Task to complete:
Retype every one of the lines below character for character, omitting the pictures.

Element box lines
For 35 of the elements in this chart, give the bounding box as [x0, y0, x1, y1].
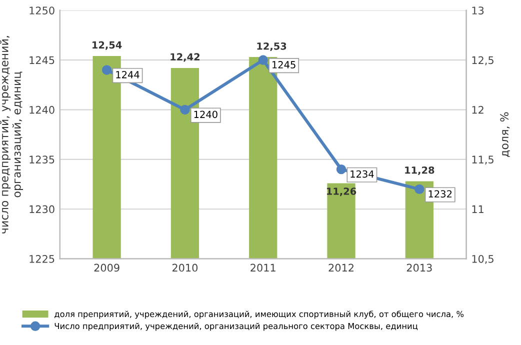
- y2-tick-label: 11,5: [472, 156, 494, 165]
- data-label: 1244: [116, 70, 140, 78]
- x-tick-label: 2009: [94, 264, 120, 272]
- y-tick-label: 1235: [30, 156, 54, 164]
- y2-tick-label: 13: [472, 6, 484, 14]
- point: [336, 164, 346, 174]
- y-tick-label: 1230: [30, 205, 54, 214]
- y-axis-title: число предприятий, учреждений, организаций, единиц: [0, 36, 23, 234]
- y-tick-label: 1225: [30, 254, 54, 263]
- x-tick-label: 2011: [250, 264, 276, 272]
- data-label: 1245: [272, 61, 296, 68]
- data-label: 1234: [350, 170, 374, 178]
- y-tick-label: 1245: [30, 56, 54, 64]
- y2-tick-label: 11: [472, 205, 484, 214]
- point: [414, 184, 424, 194]
- data-label: 1232: [428, 190, 452, 198]
- data-label: 12,53: [257, 42, 286, 52]
- y2-tick-label: 12,5: [472, 56, 494, 66]
- point: [102, 65, 112, 75]
- point: [180, 104, 190, 115]
- y2-tick-label: 12: [472, 106, 484, 114]
- y-tick-label: 1250: [30, 6, 54, 14]
- legend-label: Число предприятий, учреждений, организаций реального сектора Москвы, единиц: [54, 322, 418, 331]
- data-label: 11,28: [405, 166, 434, 176]
- x-tick-label: 2012: [328, 264, 354, 272]
- data-label: 12,42: [170, 53, 200, 62]
- point: [258, 55, 268, 65]
- legend-label: доля преприятий, учреждений, организаций, имеющих спортивный клуб, от общего числа, %: [54, 310, 464, 319]
- y-tick-label: 1240: [30, 106, 54, 114]
- x-tick-label: 2013: [406, 264, 432, 272]
- x-tick-label: 2010: [172, 264, 198, 272]
- data-label: 12,54: [92, 41, 122, 50]
- data-label: 1240: [194, 110, 218, 118]
- y2-axis-title: доля, %: [500, 112, 510, 157]
- y2-tick-label: 10,5: [472, 254, 494, 264]
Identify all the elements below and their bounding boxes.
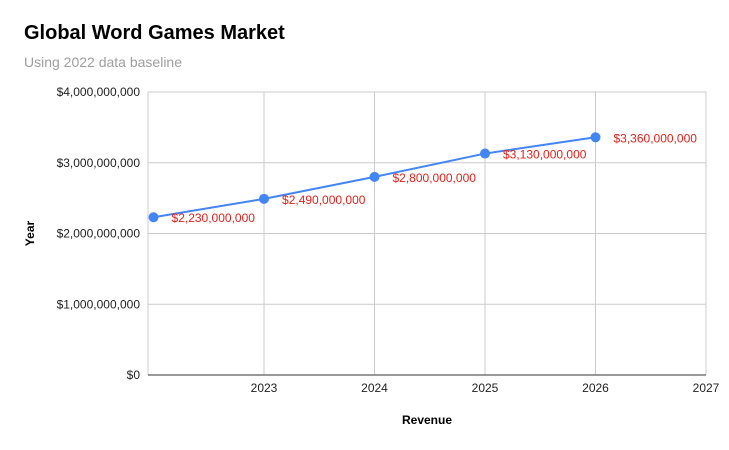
- data-point[interactable]: [480, 148, 491, 159]
- x-tick-label: 2024: [361, 381, 388, 395]
- data-point[interactable]: [259, 193, 270, 204]
- x-axis-title: Revenue: [402, 413, 452, 427]
- data-point[interactable]: [590, 132, 601, 143]
- data-label: $3,360,000,000: [614, 131, 698, 145]
- data-label: $2,490,000,000: [282, 193, 366, 207]
- y-tick-label: $3,000,000,000: [57, 156, 141, 170]
- y-tick-label: $2,000,000,000: [57, 227, 141, 241]
- y-tick-label: $1,000,000,000: [57, 297, 141, 311]
- data-label: $2,230,000,000: [172, 211, 256, 225]
- data-point[interactable]: [369, 171, 380, 182]
- data-label: $2,800,000,000: [393, 171, 477, 185]
- x-tick-label: 2025: [472, 381, 499, 395]
- x-tick-label: 2026: [582, 381, 609, 395]
- x-tick-label: 2023: [251, 381, 278, 395]
- chart-title: Global Word Games Market: [24, 22, 285, 44]
- x-tick-label: 2027: [693, 381, 720, 395]
- y-tick-label: $0: [127, 368, 141, 382]
- chart-subtitle: Using 2022 data baseline: [24, 54, 183, 70]
- y-axis-title: Year: [23, 220, 37, 246]
- data-point[interactable]: [148, 212, 159, 223]
- y-tick-label: $4,000,000,000: [57, 85, 141, 99]
- data-label: $3,130,000,000: [503, 148, 587, 162]
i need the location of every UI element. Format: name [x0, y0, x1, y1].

Solution to this problem:
For 35 of the elements in this chart, give the bounding box as [x0, y0, x1, y1].
- y2-tick-label: 11,5: [472, 156, 494, 165]
- data-label: 1244: [116, 70, 140, 78]
- x-tick-label: 2009: [94, 264, 120, 272]
- y-tick-label: 1235: [30, 156, 54, 164]
- y2-tick-label: 13: [472, 6, 484, 14]
- point: [336, 164, 346, 174]
- y-tick-label: 1230: [30, 205, 54, 214]
- y-axis-title: число предприятий, учреждений, организаций, единиц: [0, 36, 23, 234]
- y-tick-label: 1225: [30, 254, 54, 263]
- x-tick-label: 2011: [250, 264, 276, 272]
- data-label: 1245: [272, 61, 296, 68]
- data-label: 1234: [350, 170, 374, 178]
- y-tick-label: 1245: [30, 56, 54, 64]
- y2-tick-label: 11: [472, 205, 484, 214]
- point: [414, 184, 424, 194]
- data-label: 1232: [428, 190, 452, 198]
- data-label: 12,53: [257, 42, 286, 52]
- y2-tick-label: 12,5: [472, 56, 494, 66]
- point: [102, 65, 112, 75]
- point: [180, 104, 190, 115]
- y2-tick-label: 12: [472, 106, 484, 114]
- y-tick-label: 1250: [30, 6, 54, 14]
- legend-label: Число предприятий, учреждений, организаций реального сектора Москвы, единиц: [54, 322, 418, 331]
- data-label: 11,28: [405, 166, 434, 176]
- x-tick-label: 2012: [328, 264, 354, 272]
- data-label: 12,42: [170, 53, 200, 62]
- point: [258, 55, 268, 65]
- legend-label: доля преприятий, учреждений, организаций, имеющих спортивный клуб, от общего числа, %: [54, 310, 464, 319]
- y-tick-label: 1240: [30, 106, 54, 114]
- x-tick-label: 2013: [406, 264, 432, 272]
- x-tick-label: 2010: [172, 264, 198, 272]
- data-label: 12,54: [92, 41, 122, 50]
- data-label: 1240: [194, 110, 218, 118]
- y2-axis-title: доля, %: [500, 112, 510, 157]
- y2-tick-label: 10,5: [472, 254, 494, 264]
Identify all the elements below and their bounding boxes.
- data-point[interactable]: [480, 148, 491, 159]
- x-tick-label: 2024: [361, 381, 388, 395]
- data-point[interactable]: [259, 193, 270, 204]
- x-axis-title: Revenue: [402, 413, 452, 427]
- data-point[interactable]: [590, 132, 601, 143]
- data-label: $3,360,000,000: [614, 131, 698, 145]
- data-label: $2,490,000,000: [282, 193, 366, 207]
- y-tick-label: $3,000,000,000: [57, 156, 141, 170]
- y-tick-label: $2,000,000,000: [57, 227, 141, 241]
- y-tick-label: $1,000,000,000: [57, 297, 141, 311]
- data-label: $2,230,000,000: [172, 211, 256, 225]
- data-point[interactable]: [369, 171, 380, 182]
- data-label: $2,800,000,000: [393, 171, 477, 185]
- x-tick-label: 2025: [472, 381, 499, 395]
- x-tick-label: 2026: [582, 381, 609, 395]
- x-tick-label: 2023: [251, 381, 278, 395]
- chart-title: Global Word Games Market: [24, 22, 285, 44]
- x-tick-label: 2027: [693, 381, 720, 395]
- y-tick-label: $0: [127, 368, 141, 382]
- chart-subtitle: Using 2022 data baseline: [24, 54, 183, 70]
- y-axis-title: Year: [23, 220, 37, 246]
- data-point[interactable]: [148, 212, 159, 223]
- y-tick-label: $4,000,000,000: [57, 85, 141, 99]
- data-label: $3,130,000,000: [503, 148, 587, 162]
i need the location of every UI element. Format: name [x0, y0, x1, y1].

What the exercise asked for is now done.